* _Provided records_:
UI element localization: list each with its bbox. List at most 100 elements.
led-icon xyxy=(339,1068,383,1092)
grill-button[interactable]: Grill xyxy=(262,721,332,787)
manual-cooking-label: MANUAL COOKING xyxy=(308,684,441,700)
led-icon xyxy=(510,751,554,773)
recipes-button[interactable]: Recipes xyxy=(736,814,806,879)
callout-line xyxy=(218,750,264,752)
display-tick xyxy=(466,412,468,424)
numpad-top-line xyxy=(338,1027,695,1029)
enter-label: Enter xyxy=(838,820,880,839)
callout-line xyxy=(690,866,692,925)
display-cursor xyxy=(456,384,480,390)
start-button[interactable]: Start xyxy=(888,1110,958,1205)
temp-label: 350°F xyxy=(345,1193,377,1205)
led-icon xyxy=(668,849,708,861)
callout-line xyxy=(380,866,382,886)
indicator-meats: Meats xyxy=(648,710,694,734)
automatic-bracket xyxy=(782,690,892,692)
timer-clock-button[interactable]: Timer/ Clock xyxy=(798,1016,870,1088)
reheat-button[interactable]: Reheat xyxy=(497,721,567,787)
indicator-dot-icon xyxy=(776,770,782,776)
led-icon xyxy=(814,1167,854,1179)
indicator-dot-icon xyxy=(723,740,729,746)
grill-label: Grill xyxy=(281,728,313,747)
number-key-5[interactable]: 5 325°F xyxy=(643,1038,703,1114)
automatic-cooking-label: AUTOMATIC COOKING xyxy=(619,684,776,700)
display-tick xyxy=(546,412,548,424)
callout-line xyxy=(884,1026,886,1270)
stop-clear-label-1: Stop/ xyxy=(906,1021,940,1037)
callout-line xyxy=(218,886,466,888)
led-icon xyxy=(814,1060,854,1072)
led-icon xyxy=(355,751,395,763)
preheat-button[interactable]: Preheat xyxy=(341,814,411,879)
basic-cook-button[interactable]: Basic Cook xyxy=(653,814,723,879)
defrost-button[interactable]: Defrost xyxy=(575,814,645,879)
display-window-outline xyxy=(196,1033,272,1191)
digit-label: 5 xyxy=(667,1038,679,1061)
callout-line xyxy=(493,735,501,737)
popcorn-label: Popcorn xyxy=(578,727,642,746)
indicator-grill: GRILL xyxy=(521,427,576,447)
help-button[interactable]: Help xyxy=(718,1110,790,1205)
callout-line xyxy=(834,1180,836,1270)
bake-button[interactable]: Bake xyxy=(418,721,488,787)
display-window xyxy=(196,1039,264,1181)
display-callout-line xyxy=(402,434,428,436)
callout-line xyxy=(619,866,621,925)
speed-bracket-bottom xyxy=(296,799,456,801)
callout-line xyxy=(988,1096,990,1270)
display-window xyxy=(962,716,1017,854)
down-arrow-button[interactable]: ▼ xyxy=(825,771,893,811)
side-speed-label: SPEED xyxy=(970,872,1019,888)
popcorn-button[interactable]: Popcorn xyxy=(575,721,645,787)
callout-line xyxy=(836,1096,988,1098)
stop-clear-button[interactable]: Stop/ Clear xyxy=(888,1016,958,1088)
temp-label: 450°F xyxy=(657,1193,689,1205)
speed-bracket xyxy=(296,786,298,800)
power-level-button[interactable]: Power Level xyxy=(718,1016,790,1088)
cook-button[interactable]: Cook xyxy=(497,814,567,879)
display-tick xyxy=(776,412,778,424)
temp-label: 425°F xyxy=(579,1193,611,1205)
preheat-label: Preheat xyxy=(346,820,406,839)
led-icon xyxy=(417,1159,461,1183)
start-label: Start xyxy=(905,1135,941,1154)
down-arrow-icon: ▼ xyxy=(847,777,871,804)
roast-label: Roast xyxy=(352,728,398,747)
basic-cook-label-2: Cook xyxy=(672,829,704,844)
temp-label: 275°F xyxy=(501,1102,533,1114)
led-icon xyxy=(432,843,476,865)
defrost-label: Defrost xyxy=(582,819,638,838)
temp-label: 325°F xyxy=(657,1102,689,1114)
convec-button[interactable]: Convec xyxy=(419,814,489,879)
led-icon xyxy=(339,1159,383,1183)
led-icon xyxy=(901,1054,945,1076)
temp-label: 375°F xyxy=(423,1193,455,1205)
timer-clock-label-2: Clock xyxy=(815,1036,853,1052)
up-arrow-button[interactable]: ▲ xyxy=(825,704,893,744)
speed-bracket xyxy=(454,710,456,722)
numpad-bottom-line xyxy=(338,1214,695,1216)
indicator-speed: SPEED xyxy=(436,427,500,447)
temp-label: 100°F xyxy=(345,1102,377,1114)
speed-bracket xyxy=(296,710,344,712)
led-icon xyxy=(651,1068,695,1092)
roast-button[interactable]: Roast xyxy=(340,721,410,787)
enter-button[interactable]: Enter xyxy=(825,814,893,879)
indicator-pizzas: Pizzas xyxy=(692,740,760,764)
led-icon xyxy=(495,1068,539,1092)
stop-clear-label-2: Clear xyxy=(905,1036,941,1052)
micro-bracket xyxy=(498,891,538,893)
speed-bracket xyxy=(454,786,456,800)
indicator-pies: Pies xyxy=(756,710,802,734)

* _What you will do_:
Print every row above again, character for character, without any changes.

* _Reply_:
UI element localization: list each with its bbox. List at most 100 elements.
led-icon xyxy=(339,1068,383,1092)
grill-button[interactable]: Grill xyxy=(262,721,332,787)
manual-cooking-label: MANUAL COOKING xyxy=(308,684,441,700)
led-icon xyxy=(510,751,554,773)
recipes-button[interactable]: Recipes xyxy=(736,814,806,879)
callout-line xyxy=(218,750,264,752)
display-tick xyxy=(466,412,468,424)
numpad-top-line xyxy=(338,1027,695,1029)
enter-label: Enter xyxy=(838,820,880,839)
callout-line xyxy=(690,866,692,925)
display-cursor xyxy=(456,384,480,390)
start-button[interactable]: Start xyxy=(888,1110,958,1205)
temp-label: 350°F xyxy=(345,1193,377,1205)
led-icon xyxy=(668,849,708,861)
callout-line xyxy=(380,866,382,886)
indicator-meats: Meats xyxy=(648,710,694,734)
automatic-bracket xyxy=(782,690,892,692)
timer-clock-button[interactable]: Timer/ Clock xyxy=(798,1016,870,1088)
reheat-button[interactable]: Reheat xyxy=(497,721,567,787)
indicator-dot-icon xyxy=(776,770,782,776)
led-icon xyxy=(814,1167,854,1179)
indicator-dot-icon xyxy=(723,740,729,746)
grill-label: Grill xyxy=(281,728,313,747)
number-key-5[interactable]: 5 325°F xyxy=(643,1038,703,1114)
automatic-cooking-label: AUTOMATIC COOKING xyxy=(619,684,776,700)
display-tick xyxy=(546,412,548,424)
callout-line xyxy=(884,1026,886,1270)
stop-clear-label-1: Stop/ xyxy=(906,1021,940,1037)
callout-line xyxy=(218,886,466,888)
led-icon xyxy=(814,1060,854,1072)
led-icon xyxy=(355,751,395,763)
preheat-button[interactable]: Preheat xyxy=(341,814,411,879)
basic-cook-button[interactable]: Basic Cook xyxy=(653,814,723,879)
defrost-button[interactable]: Defrost xyxy=(575,814,645,879)
display-window-outline xyxy=(196,1033,272,1191)
digit-label: 5 xyxy=(667,1038,679,1061)
callout-line xyxy=(493,735,501,737)
popcorn-label: Popcorn xyxy=(578,727,642,746)
indicator-grill: GRILL xyxy=(521,427,576,447)
help-button[interactable]: Help xyxy=(718,1110,790,1205)
callout-line xyxy=(834,1180,836,1270)
bake-button[interactable]: Bake xyxy=(418,721,488,787)
display-window xyxy=(196,1039,264,1181)
display-callout-line xyxy=(402,434,428,436)
callout-line xyxy=(619,866,621,925)
speed-bracket-bottom xyxy=(296,799,456,801)
callout-line xyxy=(988,1096,990,1270)
display-window xyxy=(962,716,1017,854)
down-arrow-button[interactable]: ▼ xyxy=(825,771,893,811)
side-speed-label: SPEED xyxy=(970,872,1019,888)
popcorn-button[interactable]: Popcorn xyxy=(575,721,645,787)
callout-line xyxy=(836,1096,988,1098)
stop-clear-button[interactable]: Stop/ Clear xyxy=(888,1016,958,1088)
temp-label: 450°F xyxy=(657,1193,689,1205)
speed-bracket xyxy=(296,786,298,800)
power-level-button[interactable]: Power Level xyxy=(718,1016,790,1088)
cook-button[interactable]: Cook xyxy=(497,814,567,879)
display-tick xyxy=(776,412,778,424)
temp-label: 425°F xyxy=(579,1193,611,1205)
preheat-label: Preheat xyxy=(346,820,406,839)
led-icon xyxy=(417,1159,461,1183)
start-label: Start xyxy=(905,1135,941,1154)
down-arrow-icon: ▼ xyxy=(847,777,871,804)
roast-label: Roast xyxy=(352,728,398,747)
basic-cook-label-2: Cook xyxy=(672,829,704,844)
temp-label: 275°F xyxy=(501,1102,533,1114)
led-icon xyxy=(432,843,476,865)
defrost-label: Defrost xyxy=(582,819,638,838)
temp-label: 325°F xyxy=(657,1102,689,1114)
convec-button[interactable]: Convec xyxy=(419,814,489,879)
led-icon xyxy=(339,1159,383,1183)
led-icon xyxy=(901,1054,945,1076)
temp-label: 375°F xyxy=(423,1193,455,1205)
timer-clock-label-2: Clock xyxy=(815,1036,853,1052)
up-arrow-button[interactable]: ▲ xyxy=(825,704,893,744)
speed-bracket xyxy=(454,710,456,722)
numpad-bottom-line xyxy=(338,1214,695,1216)
indicator-speed: SPEED xyxy=(436,427,500,447)
temp-label: 100°F xyxy=(345,1102,377,1114)
speed-bracket xyxy=(296,710,344,712)
led-icon xyxy=(651,1068,695,1092)
roast-button[interactable]: Roast xyxy=(340,721,410,787)
enter-button[interactable]: Enter xyxy=(825,814,893,879)
indicator-pizzas: Pizzas xyxy=(692,740,760,764)
led-icon xyxy=(495,1068,539,1092)
stop-clear-label-2: Clear xyxy=(905,1036,941,1052)
micro-bracket xyxy=(498,891,538,893)
speed-bracket xyxy=(454,786,456,800)
indicator-pies: Pies xyxy=(756,710,802,734)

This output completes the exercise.